_WHAT YOU HAVE TO DO_
Please work out how many lines in the records below include the word "Last", and reply with that number only.

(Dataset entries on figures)
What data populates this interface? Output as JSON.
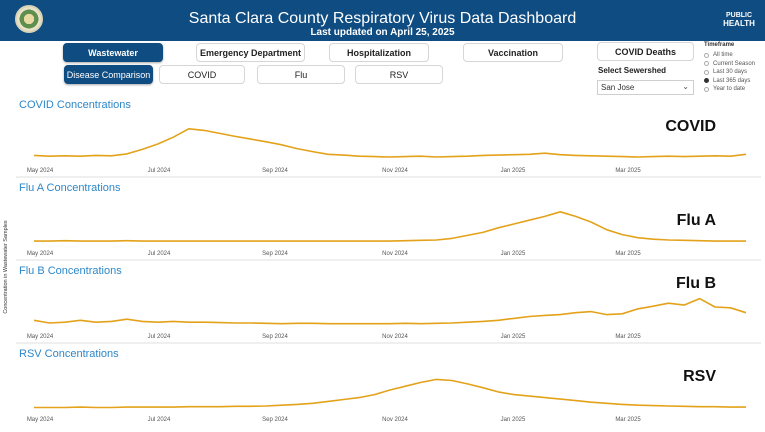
{
  "header": {
    "title": "Santa Clara County Respiratory Virus Data Dashboard",
    "subtitle": "Last updated on April 25, 2025",
    "logo_text_top": "PUBLIC",
    "logo_text_bottom": "HEALTH"
  },
  "nav": {
    "row1": [
      "Wastewater",
      "Emergency Department",
      "Hospitalization",
      "Vaccination",
      "COVID Deaths"
    ],
    "row2": [
      "Disease Comparison",
      "COVID",
      "Flu",
      "RSV"
    ]
  },
  "sewershed": {
    "label": "Select Sewershed",
    "value": "San Jose"
  },
  "timeframe": {
    "label": "Timeframe",
    "options": [
      "All time",
      "Current Season",
      "Last 30 days",
      "Last 365 days",
      "Year to date"
    ],
    "selected": "Last 365 days"
  },
  "y_axis_title": "Concentration in Wastewater Samples",
  "x_ticks": [
    "May 2024",
    "Jul 2024",
    "Sep 2024",
    "Nov 2024",
    "Jan 2025",
    "Mar 2025"
  ],
  "line_color": "#e3a21a",
  "panels": [
    {
      "title": "COVID Concentrations",
      "label": "COVID",
      "values": [
        0.12,
        0.1,
        0.11,
        0.1,
        0.12,
        0.11,
        0.16,
        0.28,
        0.42,
        0.6,
        0.82,
        0.78,
        0.7,
        0.62,
        0.55,
        0.48,
        0.4,
        0.3,
        0.22,
        0.15,
        0.13,
        0.1,
        0.09,
        0.08,
        0.09,
        0.1,
        0.08,
        0.09,
        0.1,
        0.12,
        0.13,
        0.14,
        0.15,
        0.18,
        0.14,
        0.12,
        0.11,
        0.1,
        0.09,
        0.08,
        0.09,
        0.1,
        0.09,
        0.1,
        0.11,
        0.1,
        0.15
      ]
    },
    {
      "title": "Flu A Concentrations",
      "label": "Flu A",
      "values": [
        0.05,
        0.05,
        0.06,
        0.05,
        0.05,
        0.05,
        0.06,
        0.05,
        0.05,
        0.05,
        0.05,
        0.05,
        0.05,
        0.05,
        0.05,
        0.05,
        0.05,
        0.05,
        0.05,
        0.05,
        0.05,
        0.05,
        0.05,
        0.05,
        0.06,
        0.07,
        0.08,
        0.12,
        0.2,
        0.28,
        0.4,
        0.5,
        0.6,
        0.7,
        0.82,
        0.7,
        0.55,
        0.35,
        0.22,
        0.14,
        0.1,
        0.08,
        0.07,
        0.06,
        0.05,
        0.05,
        0.05
      ]
    },
    {
      "title": "Flu B Concentrations",
      "label": "Flu B",
      "values": [
        0.15,
        0.08,
        0.1,
        0.15,
        0.1,
        0.12,
        0.18,
        0.12,
        0.1,
        0.12,
        0.1,
        0.1,
        0.09,
        0.08,
        0.08,
        0.07,
        0.06,
        0.07,
        0.07,
        0.06,
        0.06,
        0.06,
        0.06,
        0.06,
        0.07,
        0.06,
        0.07,
        0.08,
        0.1,
        0.12,
        0.15,
        0.2,
        0.25,
        0.28,
        0.3,
        0.35,
        0.38,
        0.3,
        0.32,
        0.45,
        0.52,
        0.6,
        0.55,
        0.72,
        0.5,
        0.48,
        0.35
      ]
    },
    {
      "title": "RSV Concentrations",
      "label": "RSV",
      "values": [
        0.04,
        0.04,
        0.04,
        0.05,
        0.04,
        0.04,
        0.05,
        0.05,
        0.05,
        0.05,
        0.06,
        0.06,
        0.06,
        0.07,
        0.07,
        0.08,
        0.1,
        0.12,
        0.15,
        0.2,
        0.25,
        0.3,
        0.38,
        0.5,
        0.6,
        0.7,
        0.78,
        0.75,
        0.66,
        0.56,
        0.45,
        0.38,
        0.34,
        0.3,
        0.26,
        0.22,
        0.18,
        0.15,
        0.12,
        0.1,
        0.09,
        0.08,
        0.07,
        0.06,
        0.06,
        0.05,
        0.05
      ]
    }
  ]
}
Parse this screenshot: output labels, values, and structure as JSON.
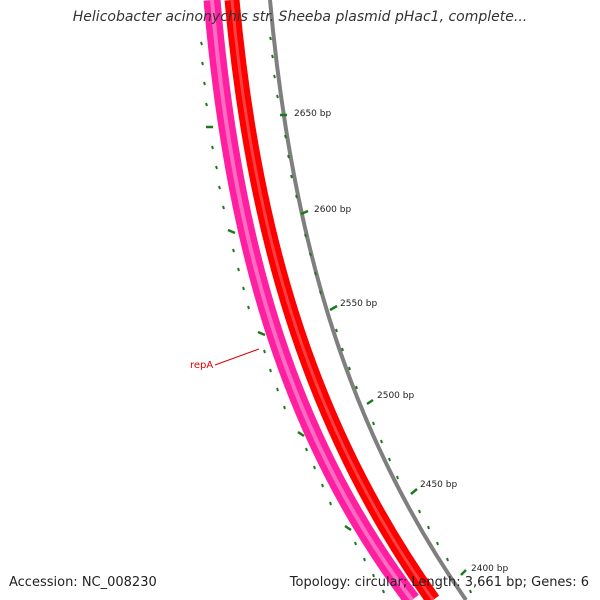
{
  "title": "Helicobacter acinonychis str. Sheeba plasmid pHac1, complete...",
  "footer": {
    "accession": "Accession: NC_008230",
    "summary": "Topology: circular; Length: 3,661 bp; Genes: 6"
  },
  "colors": {
    "gene_pink": "#ff1fa0",
    "gene_red": "#ff0000",
    "backbone_gray": "#7f7f7f",
    "ticks_green": "#1a7a1a",
    "label_red": "#dd0000",
    "tick_label": "#222222"
  },
  "tick_labels": [
    {
      "label": "2650 bp"
    },
    {
      "label": "2600 bp"
    },
    {
      "label": "2550 bp"
    },
    {
      "label": "2500 bp"
    },
    {
      "label": "2450 bp"
    },
    {
      "label": "2400 bp"
    }
  ],
  "gene_label": {
    "label": "repA"
  }
}
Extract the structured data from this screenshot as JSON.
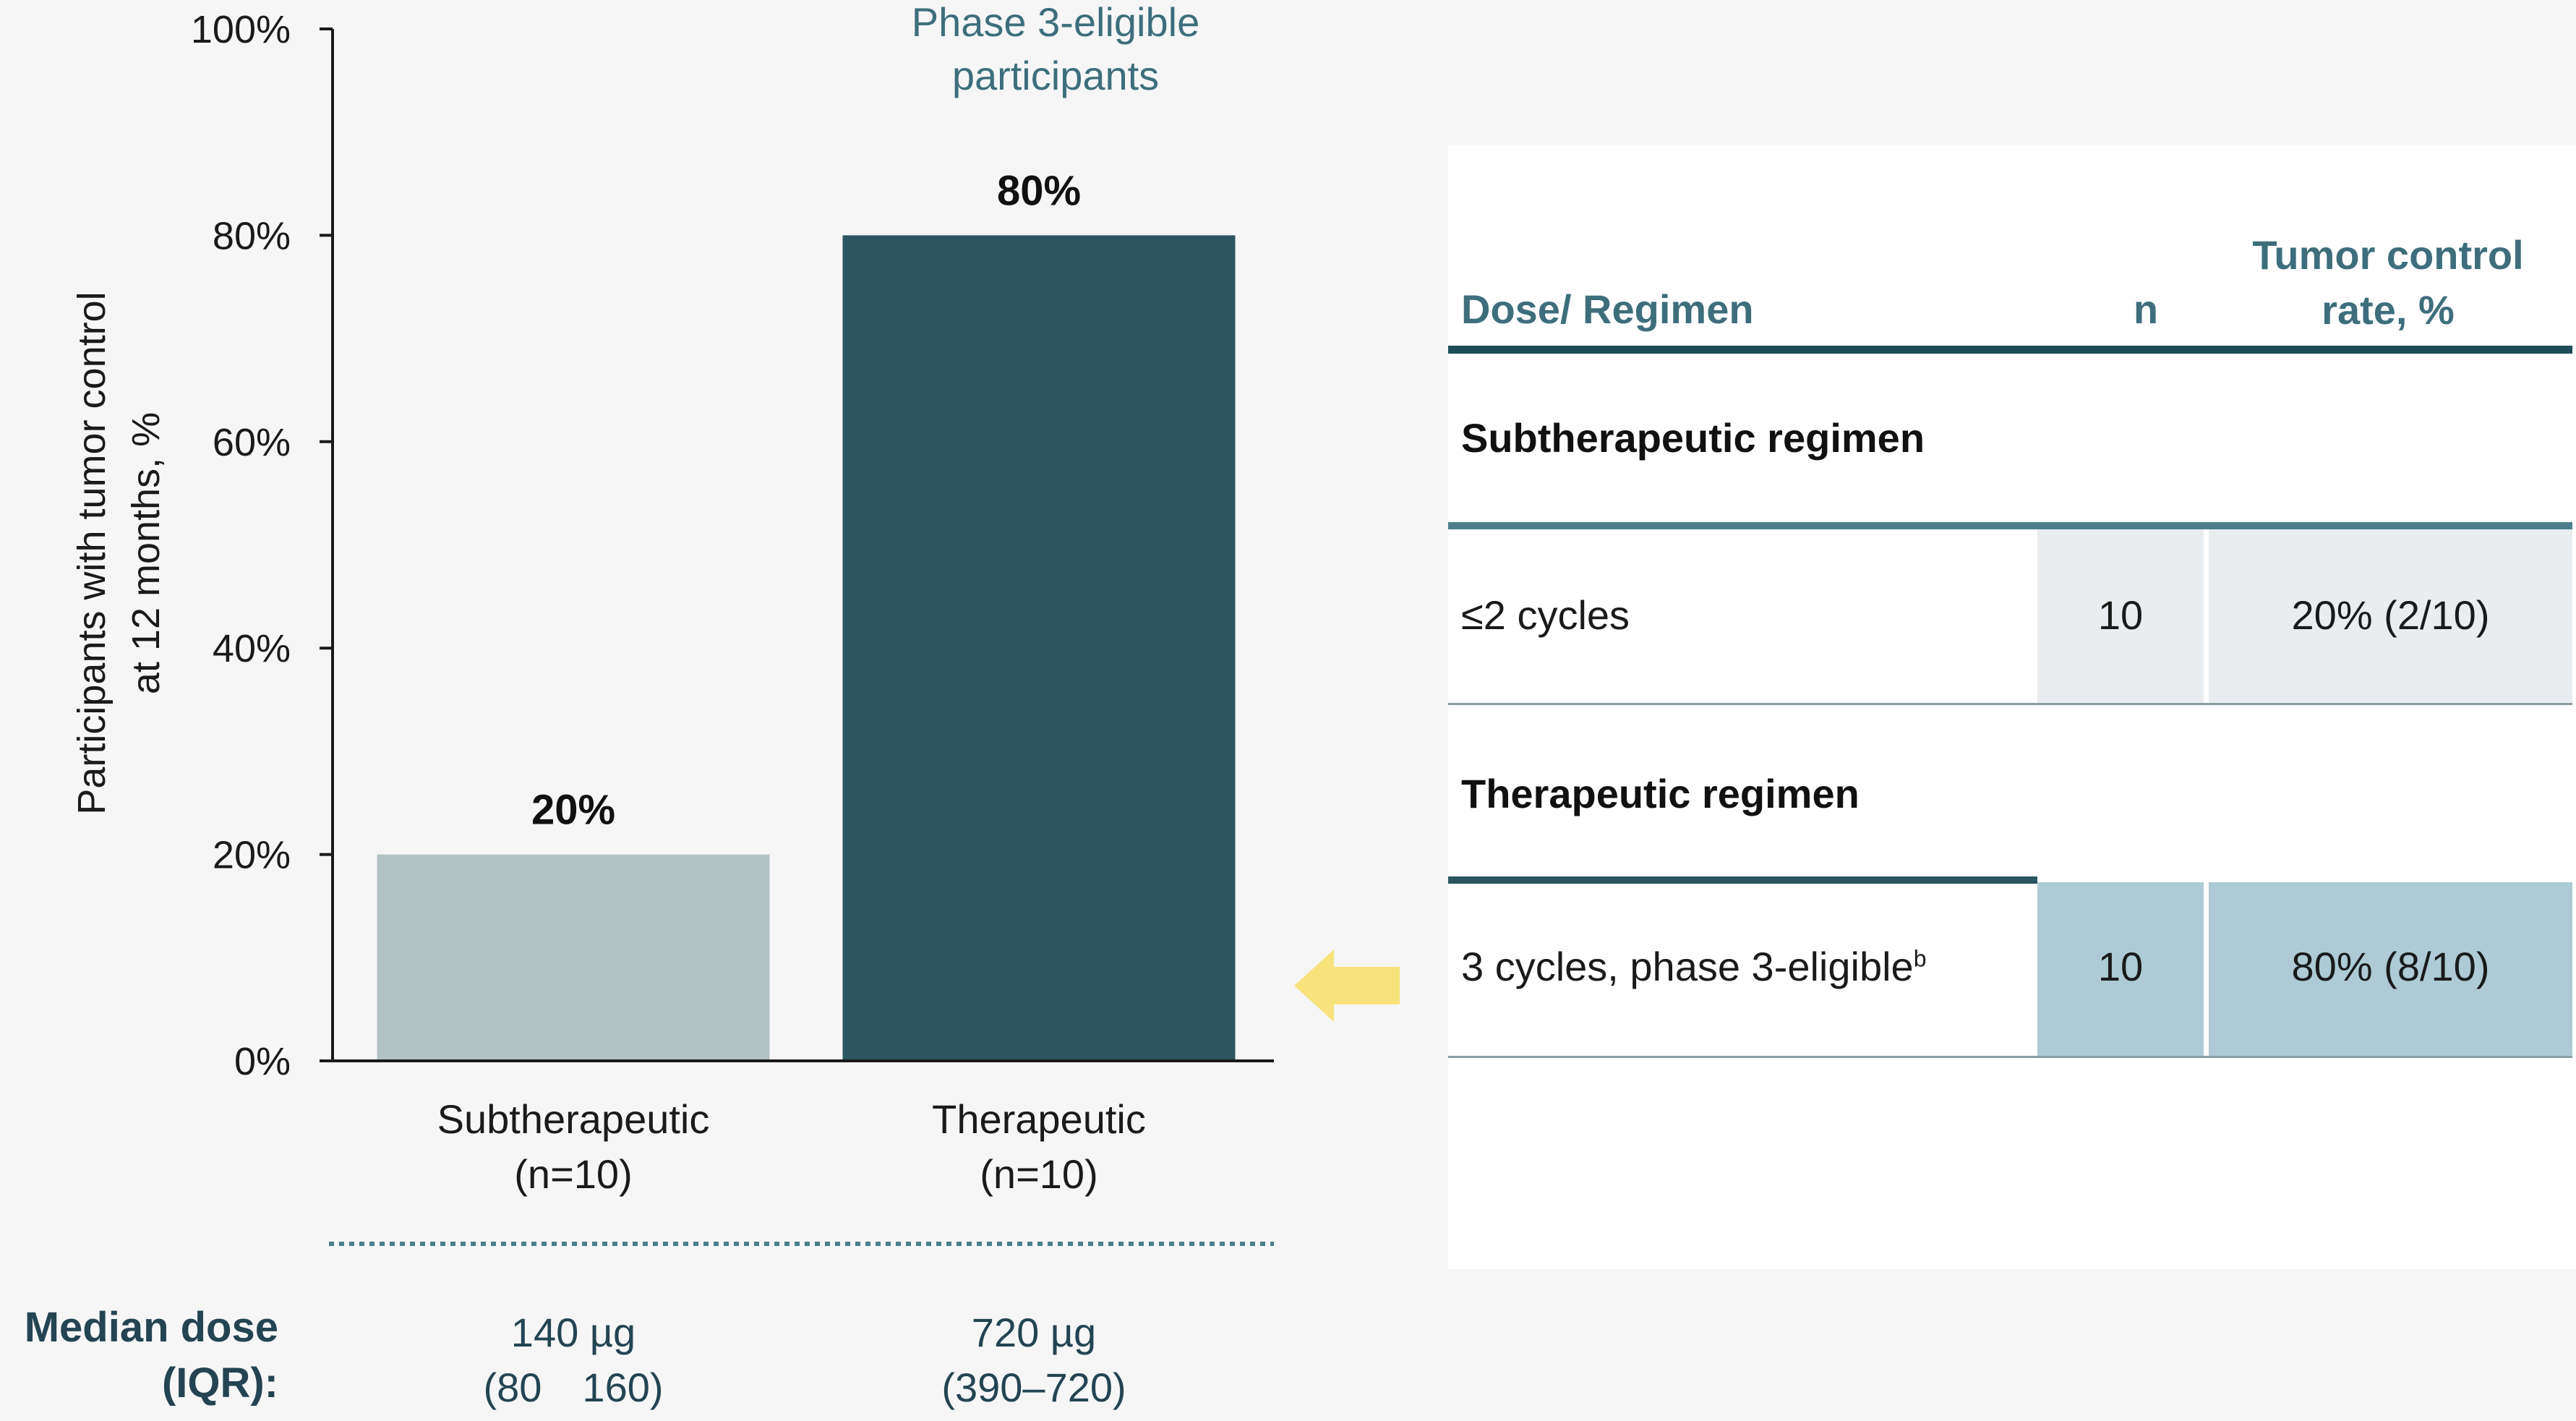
{
  "colors": {
    "subtherapeutic_bar": "#b3c2c5",
    "therapeutic_bar": "#2d5461",
    "header_text": "#3e6e7c",
    "table_rule": "#1e4c57",
    "table_rule_light": "#4c7f8c",
    "cell_light": "#e9edef",
    "cell_dark": "#aecbd5",
    "arrow": "#f8e27c",
    "dose_text": "#244452"
  },
  "chart_data": {
    "type": "bar",
    "categories": [
      "Subtherapeutic\n(n=10)",
      "Therapeutic\n(n=10)"
    ],
    "category_lines": [
      [
        "Subtherapeutic",
        "(n=10)"
      ],
      [
        "Therapeutic",
        "(n=10)"
      ]
    ],
    "values": [
      20,
      80
    ],
    "data_labels": [
      "20%",
      "80%"
    ],
    "ylabel_lines": [
      "Participants with tumor control",
      "at 12 months, %"
    ],
    "ylim": [
      0,
      100
    ],
    "yticks": [
      "0%",
      "20%",
      "40%",
      "60%",
      "80%",
      "100%"
    ],
    "grid": false,
    "annotation_lines": [
      "Phase 3-eligible",
      "participants"
    ]
  },
  "median_dose": {
    "label_lines": [
      "Median dose",
      "(IQR):"
    ],
    "sub_lines": [
      "140 µg",
      "(80 160)"
    ],
    "ther_lines": [
      "720 µg",
      "(390–720)"
    ]
  },
  "table": {
    "headers": {
      "regimen": "Dose/ Regimen",
      "n": "n",
      "rate_lines": [
        "Tumor control",
        "rate, %"
      ]
    },
    "sections": [
      {
        "title": "Subtherapeutic regimen",
        "row": {
          "label": "≤2 cycles",
          "sup": "",
          "n": "10",
          "rate": "20% (2/10)"
        }
      },
      {
        "title": "Therapeutic regimen",
        "row": {
          "label": "3 cycles, phase 3-eligible",
          "sup": "b",
          "n": "10",
          "rate": "80% (8/10)"
        }
      }
    ]
  }
}
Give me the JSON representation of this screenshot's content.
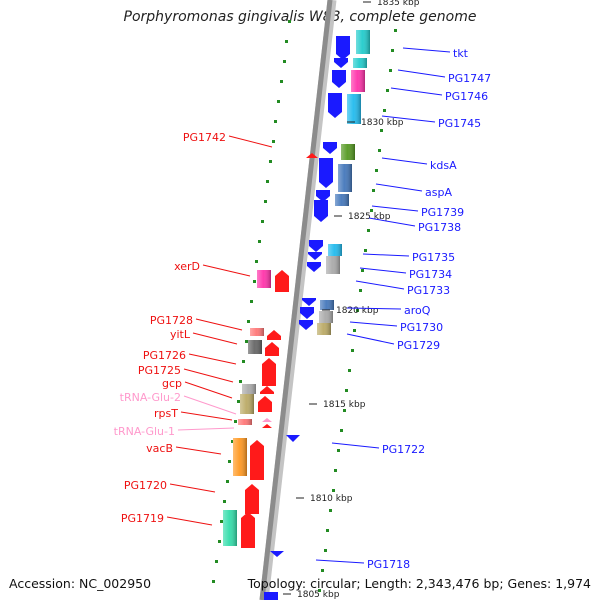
{
  "title": "Porphyromonas gingivalis W83, complete genome",
  "footer": {
    "accession": "Accession: NC_002950",
    "summary": "Topology: circular; Length: 2,343,476 bp; Genes: 1,974"
  },
  "scale_labels": [
    "1835 kbp",
    "1830 kbp",
    "1825 kbp",
    "1820 kbp",
    "1815 kbp",
    "1810 kbp",
    "1805 kbp"
  ],
  "genes_right": [
    "tkt",
    "PG1747",
    "PG1746",
    "PG1745",
    "kdsA",
    "aspA",
    "PG1739",
    "PG1738",
    "PG1735",
    "PG1734",
    "PG1733",
    "aroQ",
    "PG1730",
    "PG1729",
    "PG1722",
    "PG1718"
  ],
  "genes_left": [
    "PG1742",
    "xerD",
    "PG1728",
    "yitL",
    "PG1726",
    "PG1725",
    "gcp",
    "tRNA-Glu-2",
    "rpsT",
    "tRNA-Glu-1",
    "vacB",
    "PG1720",
    "PG1719"
  ],
  "colors": {
    "forward_strand": "#1a1aff",
    "reverse_strand": "#ff1a1a",
    "trna": "#ff99cc",
    "backbone": "#8c8c8c",
    "gc_ticks": "#228b22"
  }
}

_TASK ANSWER_
4